Text extract:
══════
In my previous two posts, I shared images of nature near an office park. I’ve photographed there several times over the years. It is a meandering site with clusters of brick office buildings with each cluster surrounded by asphalt parking spaces. A few small landscaped gardens grace the entrances of some clusters or at least they have regularly mown lawns. And then connecting these manicured areas is just enough almost-wildlands, that are just wild enough to attract rabbits, foxes, deer and even the errant coyote. But mostly it is a haven for birds.

When I visit, I am usually in the company of my partner. He heads into one of the office buildings to check on a piece of equipment. I take my camera and wander the periphery of the parking lot. I look up into the trees, I scan the gullies to see how the sunlight is falling on the water and then I come to an iron gate. The gate is reminiscent of the ones you see on farms, more for keeping large animals at bay and not so much for stopping people.

I slip past the gate and determine whether I am going to go left and make my way up the gravelly path through the more heavily thicketed and treed area or if I will go right into a more meadowy area that becomes marshlands after a good rain. But this time the meadow was completely overgrown and too full of prickly plants for me to venture there, so I made my way up the gravel path.

This area too was overgrown.  In times past I had been able to easily step off the path into the underbrush, not only to photograph wildflowers and animals but also to see what mischief local teens had been up to. You see, the gravel path ends with another iron gate and that gate abuts a small road and a residential area. With what I was wearing, and my lack of bug spray, I had decided not to step off the path that day. I made it to the second iron gate photographing what I could. The birds were singing so loud. I stopped to stare up into the trees. And that’s when I noticed the man slip past the iron gate onto the gravel path.

He hobbled along on two crutches and in one hand he also held a white plastic bag. He seemed dressed rather warmly for a day in the 90s, in his sweater and jacket and long pants. He wore white socks with his well-worn sandals. He moved very deliberately and slowly. As he came nearer, the dappled light caught in the silver of his blonde hair. He had a dark tan but as he came closer I could tell with a good shower he might become just a bit paler.

I smiled in greeting. I’ve been warned I should stop doing that so readily, but I felt no fear as he nodded in reply and then paused to say, “Birdwatching, eh? Seen any cardinals yet? I used to be able to sing their song.” After licking his lips, he began to whistle and when he got to the tweet, tweet, tweet I could genuinely exclaim, “Oh, yes, I know that sound.”
══════
Data:
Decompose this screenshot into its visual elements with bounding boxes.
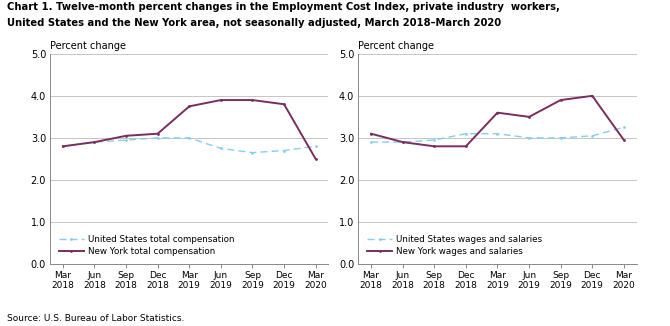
══════
Directions for this task: Pick up the account of the walk through the office park's wild edges after its last sentence and continue it.

Exercise response:
He hesitated, blue eyes darting about, and then said, “Well, okay, good luck.” He continued down the path moving just a bit faster than a snail. I stalled a bit, keeping an eye on him, and then I too began to walk down the path. I caught up with him. I had every intention of passing him so that I could continue my photographic journey in another area. But as I came up to his side he began to talk to me. Random stuff about the birds to be found in the area and during which seasons.

At some point I asked, in part to test an assumption forming in my mind, “Is this path a short cut for you?”

He said, “Oh, yes. This is a great short cut down to the Target.”

Having been to that Target, I didn’t think his statement was true but I said nothing.

He filled the silence quite eloquently.

In the course of our long walk down this short path, this gentleman would share from beginning to end in actually exquisite detail the plot of the 1950s movie, Harvey. He would share highlights from half a dozen academic and literary works that I only knew about because I’d seen their titles while browsing in the Harvard COOP bookstore. In one moment he would be talking about Kierkegaard and in the next about the Cedar Waxwing.

“You are quite the philosopher, sir.”

He shrugged. “Well, that’s what I studied at MIT along with physics.” I didn’t ask him in what year or if he finished. Later, around that subject, he would mumble something about “things happened.”

We made it to the parking lot. Maybe because he knew I would not be there much longer, he began to talk faster, telling me his name, and about his not-so-nice father who had been a famous chemist, stuff about religion. The light became too bright in his eyes on that subject so at that point I knew I needed to end the conversation.

“I need to rest,”he said and eased himself down on the curb.

“Well, nice to meet you. I’m off to photograph birds.”

As I walked away, that’s when he asked if I’d like some cold water.

I took a circuitous route through the office park that brought me back to his location. He was no longer there. I suspect he made his way back into the thicket where he likely has a spot. I think that had been his original intention, with his jug of cold water, until he came upon a small brown woman photographing birds in his woods.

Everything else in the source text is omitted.